> **Extracted material**
● ● ● ●

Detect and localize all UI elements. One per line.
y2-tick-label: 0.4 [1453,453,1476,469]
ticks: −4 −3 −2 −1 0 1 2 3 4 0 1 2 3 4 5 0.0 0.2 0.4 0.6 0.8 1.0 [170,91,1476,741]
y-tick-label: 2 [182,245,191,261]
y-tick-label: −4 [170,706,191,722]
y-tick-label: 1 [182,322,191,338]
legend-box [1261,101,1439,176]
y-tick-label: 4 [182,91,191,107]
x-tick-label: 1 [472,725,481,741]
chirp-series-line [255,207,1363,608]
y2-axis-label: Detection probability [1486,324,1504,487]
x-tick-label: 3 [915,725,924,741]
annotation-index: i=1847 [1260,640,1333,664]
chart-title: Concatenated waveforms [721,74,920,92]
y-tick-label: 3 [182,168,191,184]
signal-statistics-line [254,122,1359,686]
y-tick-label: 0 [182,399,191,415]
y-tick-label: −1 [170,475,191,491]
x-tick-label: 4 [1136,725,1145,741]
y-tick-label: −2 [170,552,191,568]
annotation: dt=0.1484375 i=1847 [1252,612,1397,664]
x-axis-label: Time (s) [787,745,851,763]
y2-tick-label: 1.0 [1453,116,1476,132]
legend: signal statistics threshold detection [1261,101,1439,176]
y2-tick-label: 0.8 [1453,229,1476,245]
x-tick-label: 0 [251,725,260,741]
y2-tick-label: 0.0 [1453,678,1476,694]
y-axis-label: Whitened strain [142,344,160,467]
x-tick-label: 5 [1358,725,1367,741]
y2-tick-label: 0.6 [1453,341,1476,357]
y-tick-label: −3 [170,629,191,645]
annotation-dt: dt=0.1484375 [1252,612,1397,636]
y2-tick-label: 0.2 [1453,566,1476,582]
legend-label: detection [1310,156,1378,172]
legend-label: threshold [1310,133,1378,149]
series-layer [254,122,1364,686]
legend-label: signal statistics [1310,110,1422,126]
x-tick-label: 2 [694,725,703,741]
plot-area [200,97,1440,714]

● ● ● ●

Extract every line from the entries above and reproduce each one verbatim, with no changes.

Detect and localize all UI elements. One per line.
y2-tick-label: 0.4 [1453,453,1476,469]
ticks: −4 −3 −2 −1 0 1 2 3 4 0 1 2 3 4 5 0.0 0.2 0.4 0.6 0.8 1.0 [170,91,1476,741]
y-tick-label: 2 [182,245,191,261]
y-tick-label: −4 [170,706,191,722]
y-tick-label: 1 [182,322,191,338]
legend-box [1261,101,1439,176]
y-tick-label: 4 [182,91,191,107]
x-tick-label: 1 [472,725,481,741]
chirp-series-line [255,207,1363,608]
y2-axis-label: Detection probability [1486,324,1504,487]
x-tick-label: 3 [915,725,924,741]
annotation-index: i=1847 [1260,640,1333,664]
chart-title: Concatenated waveforms [721,74,920,92]
y-tick-label: 3 [182,168,191,184]
signal-statistics-line [254,122,1359,686]
y-tick-label: 0 [182,399,191,415]
y-tick-label: −1 [170,475,191,491]
x-tick-label: 4 [1136,725,1145,741]
y-tick-label: −2 [170,552,191,568]
annotation: dt=0.1484375 i=1847 [1252,612,1397,664]
x-axis-label: Time (s) [787,745,851,763]
y2-tick-label: 1.0 [1453,116,1476,132]
legend: signal statistics threshold detection [1261,101,1439,176]
y2-tick-label: 0.8 [1453,229,1476,245]
x-tick-label: 0 [251,725,260,741]
y2-tick-label: 0.0 [1453,678,1476,694]
y-axis-label: Whitened strain [142,344,160,467]
x-tick-label: 5 [1358,725,1367,741]
y2-tick-label: 0.6 [1453,341,1476,357]
y-tick-label: −3 [170,629,191,645]
annotation-dt: dt=0.1484375 [1252,612,1397,636]
y2-tick-label: 0.2 [1453,566,1476,582]
legend-label: detection [1310,156,1378,172]
legend-label: threshold [1310,133,1378,149]
series-layer [254,122,1364,686]
legend-label: signal statistics [1310,110,1422,126]
x-tick-label: 2 [694,725,703,741]
plot-area [200,97,1440,714]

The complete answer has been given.